**TEXT UNDER STUDY:**
Am I missing something, or are mutable non-reference arguments not supported in Rust?
To give an example, I was playing with Rust and tried to implement Euclid's algorithm generic for all numeric types, and ideally I just wanted to pass arguments by value and have them mutable, but adding keyword mut
to the argument type is rejected by compiler. So I have to declare a mutable copy of the argument as the function prologue. Is this idiomatic/efficent?
use std::ops::Rem;
extern crate num;
use self::num::Zero;
pub fn gcd<T: Copy + Zero + PartialOrd + Rem<Output=T>>(a : T, b : T) -> T
{
let mut aa = a;
let mut bb = b;
while bb > T::zero() {
let t = bb;
bb = aa % bb;
aa = t;
}
aa
}
It's certainly possible to say that an argument will be mutable:
use num::Zero; // 0.4.0
use std::ops::Rem;
pub fn gcd<T>(mut a: T, mut b: T) -> T
where
T: Copy + Zero + PartialOrd + Rem<Output = T>,
{
while b > T::zero() {
let t = b;
b = a % b;
a = t;
}
a
}
Is [declaring a mutable copy of the argument] idiomatic/efficient?

**WORK TASK A:**
Write out the Rust question on mutable arguments word for word, everything from "Am I missing" down to "Is this idiomatic/efficent?".
**WORK TASK B:**
Pick up the Rust question on mutable arguments after its last sentence and keep it going.
The material comes from a separate source.

**RECORDED DATA:**
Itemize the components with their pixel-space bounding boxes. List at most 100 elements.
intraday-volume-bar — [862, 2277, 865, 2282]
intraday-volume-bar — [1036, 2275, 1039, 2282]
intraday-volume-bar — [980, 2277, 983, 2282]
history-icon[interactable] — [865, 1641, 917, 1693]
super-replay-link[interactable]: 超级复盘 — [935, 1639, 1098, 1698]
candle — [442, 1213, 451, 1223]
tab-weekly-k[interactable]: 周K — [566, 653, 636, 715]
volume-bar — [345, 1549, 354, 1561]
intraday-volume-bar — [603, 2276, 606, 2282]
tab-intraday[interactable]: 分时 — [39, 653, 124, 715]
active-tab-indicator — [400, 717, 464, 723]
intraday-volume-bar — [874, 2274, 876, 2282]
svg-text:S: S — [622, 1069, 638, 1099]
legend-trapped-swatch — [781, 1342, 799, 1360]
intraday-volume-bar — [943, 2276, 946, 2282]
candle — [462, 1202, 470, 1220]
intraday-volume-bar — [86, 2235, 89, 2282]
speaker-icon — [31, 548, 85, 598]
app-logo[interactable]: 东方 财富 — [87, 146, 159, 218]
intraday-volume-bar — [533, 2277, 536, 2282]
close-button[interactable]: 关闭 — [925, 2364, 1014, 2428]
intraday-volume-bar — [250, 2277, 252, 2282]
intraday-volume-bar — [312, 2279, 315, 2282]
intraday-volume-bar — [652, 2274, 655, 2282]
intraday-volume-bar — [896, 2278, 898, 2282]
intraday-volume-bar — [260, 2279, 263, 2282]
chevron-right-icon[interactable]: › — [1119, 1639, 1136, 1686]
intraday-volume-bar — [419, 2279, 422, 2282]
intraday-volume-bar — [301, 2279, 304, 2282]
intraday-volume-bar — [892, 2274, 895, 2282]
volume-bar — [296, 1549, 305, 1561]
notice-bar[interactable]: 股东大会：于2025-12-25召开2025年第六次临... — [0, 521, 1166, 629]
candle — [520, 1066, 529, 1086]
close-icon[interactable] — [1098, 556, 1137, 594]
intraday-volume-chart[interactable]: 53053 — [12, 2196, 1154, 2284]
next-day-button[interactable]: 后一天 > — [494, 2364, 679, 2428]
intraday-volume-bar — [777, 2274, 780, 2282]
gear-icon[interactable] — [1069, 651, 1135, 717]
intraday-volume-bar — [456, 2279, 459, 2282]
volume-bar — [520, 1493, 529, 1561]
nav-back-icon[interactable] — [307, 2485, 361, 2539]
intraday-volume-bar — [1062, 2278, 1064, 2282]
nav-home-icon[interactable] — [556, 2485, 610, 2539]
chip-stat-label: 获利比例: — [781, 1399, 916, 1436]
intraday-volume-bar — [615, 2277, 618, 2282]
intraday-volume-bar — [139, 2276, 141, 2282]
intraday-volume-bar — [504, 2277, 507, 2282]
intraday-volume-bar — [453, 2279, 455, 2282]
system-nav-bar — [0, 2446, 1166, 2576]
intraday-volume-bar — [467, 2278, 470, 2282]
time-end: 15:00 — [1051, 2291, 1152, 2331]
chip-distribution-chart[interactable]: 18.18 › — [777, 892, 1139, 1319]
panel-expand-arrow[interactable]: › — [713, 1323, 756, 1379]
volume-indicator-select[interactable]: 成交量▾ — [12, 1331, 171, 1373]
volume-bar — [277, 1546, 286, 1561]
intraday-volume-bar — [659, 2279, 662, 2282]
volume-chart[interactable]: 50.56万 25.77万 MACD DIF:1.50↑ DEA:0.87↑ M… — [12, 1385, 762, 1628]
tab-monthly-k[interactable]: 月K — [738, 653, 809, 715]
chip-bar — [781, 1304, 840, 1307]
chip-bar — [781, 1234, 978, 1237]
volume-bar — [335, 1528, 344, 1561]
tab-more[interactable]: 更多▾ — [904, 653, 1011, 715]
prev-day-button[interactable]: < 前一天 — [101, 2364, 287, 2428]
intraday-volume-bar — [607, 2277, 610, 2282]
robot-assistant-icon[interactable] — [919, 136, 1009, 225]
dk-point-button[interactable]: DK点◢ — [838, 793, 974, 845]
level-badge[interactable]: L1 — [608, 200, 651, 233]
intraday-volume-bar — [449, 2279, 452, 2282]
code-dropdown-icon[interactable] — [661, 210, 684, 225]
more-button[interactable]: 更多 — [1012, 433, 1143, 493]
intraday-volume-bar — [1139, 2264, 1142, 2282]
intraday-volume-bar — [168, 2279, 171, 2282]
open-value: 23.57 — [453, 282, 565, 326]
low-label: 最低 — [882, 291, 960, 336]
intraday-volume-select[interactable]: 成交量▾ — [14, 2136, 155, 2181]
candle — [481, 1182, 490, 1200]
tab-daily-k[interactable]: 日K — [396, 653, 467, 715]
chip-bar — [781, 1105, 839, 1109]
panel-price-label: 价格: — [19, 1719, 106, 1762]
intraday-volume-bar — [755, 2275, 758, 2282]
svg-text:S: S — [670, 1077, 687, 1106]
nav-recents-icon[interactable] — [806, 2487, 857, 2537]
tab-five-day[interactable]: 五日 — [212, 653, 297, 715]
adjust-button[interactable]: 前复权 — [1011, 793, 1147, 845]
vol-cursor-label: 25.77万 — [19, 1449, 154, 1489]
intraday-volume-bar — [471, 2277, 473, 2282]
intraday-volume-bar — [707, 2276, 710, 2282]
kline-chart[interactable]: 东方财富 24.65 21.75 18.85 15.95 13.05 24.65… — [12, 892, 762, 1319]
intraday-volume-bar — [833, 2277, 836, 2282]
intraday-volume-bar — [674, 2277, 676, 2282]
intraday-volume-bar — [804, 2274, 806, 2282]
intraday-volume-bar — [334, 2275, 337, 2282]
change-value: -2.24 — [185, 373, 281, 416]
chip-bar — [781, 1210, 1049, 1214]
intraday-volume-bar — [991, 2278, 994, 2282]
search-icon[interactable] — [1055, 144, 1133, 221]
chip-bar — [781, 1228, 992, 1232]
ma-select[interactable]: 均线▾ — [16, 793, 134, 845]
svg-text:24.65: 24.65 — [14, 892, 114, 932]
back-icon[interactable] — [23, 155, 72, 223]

**REPLY A:**
Am I missing something, or are mutable non-reference arguments not supported in Rust?
To give an example, I was playing with Rust and tried to implement Euclid's algorithm generic for all numeric types, and ideally I just wanted to pass arguments by value and have them mutable, but adding keyword mut
to the argument type is rejected by compiler. So I have to declare a mutable copy of the argument as the function prologue. Is this idiomatic/efficent?

**REPLY B:**
It should be fine from an efficiency perspective. The optimizer will see that they are the same and not do any extraneous copying.
As for idiomatic, I'm not so sure. I originally started by not putting mut
in my function argument list as I felt that it was oversharing details about the implementation. Nowadays, I go ahead and put it in there.